Records from a dataset
* * *
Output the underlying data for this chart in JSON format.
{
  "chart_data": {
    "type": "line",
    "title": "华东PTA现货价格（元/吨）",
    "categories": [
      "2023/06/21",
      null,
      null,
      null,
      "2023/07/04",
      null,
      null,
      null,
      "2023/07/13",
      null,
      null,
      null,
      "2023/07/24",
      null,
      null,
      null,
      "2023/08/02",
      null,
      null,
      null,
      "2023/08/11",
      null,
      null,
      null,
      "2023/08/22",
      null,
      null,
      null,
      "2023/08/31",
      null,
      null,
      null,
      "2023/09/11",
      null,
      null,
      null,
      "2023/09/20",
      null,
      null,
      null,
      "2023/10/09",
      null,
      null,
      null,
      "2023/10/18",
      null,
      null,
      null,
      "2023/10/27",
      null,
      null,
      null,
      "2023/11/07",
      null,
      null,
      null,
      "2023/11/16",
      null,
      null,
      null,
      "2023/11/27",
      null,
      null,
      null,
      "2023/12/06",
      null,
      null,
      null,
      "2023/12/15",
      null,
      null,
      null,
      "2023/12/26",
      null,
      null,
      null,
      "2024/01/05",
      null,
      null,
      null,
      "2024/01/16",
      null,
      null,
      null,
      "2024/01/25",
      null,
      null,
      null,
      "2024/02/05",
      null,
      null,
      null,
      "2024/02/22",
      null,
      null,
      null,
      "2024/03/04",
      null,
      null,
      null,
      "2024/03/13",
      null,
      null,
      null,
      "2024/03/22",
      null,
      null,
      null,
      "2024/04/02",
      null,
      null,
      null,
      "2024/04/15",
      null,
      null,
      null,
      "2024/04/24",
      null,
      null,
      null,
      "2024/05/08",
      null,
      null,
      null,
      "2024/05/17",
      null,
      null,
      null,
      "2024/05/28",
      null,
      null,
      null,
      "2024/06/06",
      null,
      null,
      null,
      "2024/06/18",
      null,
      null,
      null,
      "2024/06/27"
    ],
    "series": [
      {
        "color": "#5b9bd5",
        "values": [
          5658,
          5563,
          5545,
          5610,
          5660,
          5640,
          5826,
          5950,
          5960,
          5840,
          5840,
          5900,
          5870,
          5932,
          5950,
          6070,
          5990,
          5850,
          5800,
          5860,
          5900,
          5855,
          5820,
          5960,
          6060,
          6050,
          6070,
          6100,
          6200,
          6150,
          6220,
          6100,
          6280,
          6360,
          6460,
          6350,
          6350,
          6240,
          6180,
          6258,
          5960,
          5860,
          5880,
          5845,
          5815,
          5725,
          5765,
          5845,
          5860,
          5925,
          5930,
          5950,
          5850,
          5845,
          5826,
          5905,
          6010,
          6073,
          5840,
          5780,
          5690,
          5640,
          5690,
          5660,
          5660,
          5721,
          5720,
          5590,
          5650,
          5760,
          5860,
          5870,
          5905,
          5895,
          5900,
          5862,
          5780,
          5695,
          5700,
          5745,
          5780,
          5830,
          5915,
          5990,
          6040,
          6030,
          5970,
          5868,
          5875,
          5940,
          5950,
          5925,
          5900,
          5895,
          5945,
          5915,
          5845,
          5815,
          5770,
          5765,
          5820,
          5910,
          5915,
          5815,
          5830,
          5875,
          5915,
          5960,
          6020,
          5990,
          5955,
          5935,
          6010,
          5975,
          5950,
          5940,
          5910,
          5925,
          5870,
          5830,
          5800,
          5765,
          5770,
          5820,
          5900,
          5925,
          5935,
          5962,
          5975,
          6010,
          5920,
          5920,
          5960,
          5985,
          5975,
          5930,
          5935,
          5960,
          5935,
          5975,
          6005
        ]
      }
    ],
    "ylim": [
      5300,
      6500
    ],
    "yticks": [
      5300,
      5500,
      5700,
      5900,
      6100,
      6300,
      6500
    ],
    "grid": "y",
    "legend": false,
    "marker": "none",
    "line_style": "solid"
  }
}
* * *
## DESCRIPTION OF THE TASK
Pull out each record as written and restate it exactly.

## SOLUTION TO THIS TASK
Output the underlying data for this chart in JSON format.
{
  "chart_data": {
    "type": "line",
    "title": "华东PTA现货价格（元/吨）",
    "categories": [
      "2023/06/21",
      null,
      null,
      null,
      "2023/07/04",
      null,
      null,
      null,
      "2023/07/13",
      null,
      null,
      null,
      "2023/07/24",
      null,
      null,
      null,
      "2023/08/02",
      null,
      null,
      null,
      "2023/08/11",
      null,
      null,
      null,
      "2023/08/22",
      null,
      null,
      null,
      "2023/08/31",
      null,
      null,
      null,
      "2023/09/11",
      null,
      null,
      null,
      "2023/09/20",
      null,
      null,
      null,
      "2023/10/09",
      null,
      null,
      null,
      "2023/10/18",
      null,
      null,
      null,
      "2023/10/27",
      null,
      null,
      null,
      "2023/11/07",
      null,
      null,
      null,
      "2023/11/16",
      null,
      null,
      null,
      "2023/11/27",
      null,
      null,
      null,
      "2023/12/06",
      null,
      null,
      null,
      "2023/12/15",
      null,
      null,
      null,
      "2023/12/26",
      null,
      null,
      null,
      "2024/01/05",
      null,
      null,
      null,
      "2024/01/16",
      null,
      null,
      null,
      "2024/01/25",
      null,
      null,
      null,
      "2024/02/05",
      null,
      null,
      null,
      "2024/02/22",
      null,
      null,
      null,
      "2024/03/04",
      null,
      null,
      null,
      "2024/03/13",
      null,
      null,
      null,
      "2024/03/22",
      null,
      null,
      null,
      "2024/04/02",
      null,
      null,
      null,
      "2024/04/15",
      null,
      null,
      null,
      "2024/04/24",
      null,
      null,
      null,
      "2024/05/08",
      null,
      null,
      null,
      "2024/05/17",
      null,
      null,
      null,
      "2024/05/28",
      null,
      null,
      null,
      "2024/06/06",
      null,
      null,
      null,
      "2024/06/18",
      null,
      null,
      null,
      "2024/06/27"
    ],
    "series": [
      {
        "color": "#5b9bd5",
        "values": [
          5658,
          5563,
          5545,
          5610,
          5660,
          5640,
          5826,
          5950,
          5960,
          5840,
          5840,
          5900,
          5870,
          5932,
          5950,
          6070,
          5990,
          5850,
          5800,
          5860,
          5900,
          5855,
          5820,
          5960,
          6060,
          6050,
          6070,
          6100,
          6200,
          6150,
          6220,
          6100,
          6280,
          6360,
          6460,
          6350,
          6350,
          6240,
          6180,
          6258,
          5960,
          5860,
          5880,
          5845,
          5815,
          5725,
          5765,
          5845,
          5860,
          5925,
          5930,
          5950,
          5850,
          5845,
          5826,
          5905,
          6010,
          6073,
          5840,
          5780,
          5690,
          5640,
          5690,
          5660,
          5660,
          5721,
          5720,
          5590,
          5650,
          5760,
          5860,
          5870,
          5905,
          5895,
          5900,
          5862,
          5780,
          5695,
          5700,
          5745,
          5780,
          5830,
          5915,
          5990,
          6040,
          6030,
          5970,
          5868,
          5875,
          5940,
          5950,
          5925,
          5900,
          5895,
          5945,
          5915,
          5845,
          5815,
          5770,
          5765,
          5820,
          5910,
          5915,
          5815,
          5830,
          5875,
          5915,
          5960,
          6020,
          5990,
          5955,
          5935,
          6010,
          5975,
          5950,
          5940,
          5910,
          5925,
          5870,
          5830,
          5800,
          5765,
          5770,
          5820,
          5900,
          5925,
          5935,
          5962,
          5975,
          6010,
          5920,
          5920,
          5960,
          5985,
          5975,
          5930,
          5935,
          5960,
          5935,
          5975,
          6005
        ]
      }
    ],
    "ylim": [
      5300,
      6500
    ],
    "yticks": [
      5300,
      5500,
      5700,
      5900,
      6100,
      6300,
      6500
    ],
    "grid": "y",
    "legend": false,
    "marker": "none",
    "line_style": "solid"
  }
}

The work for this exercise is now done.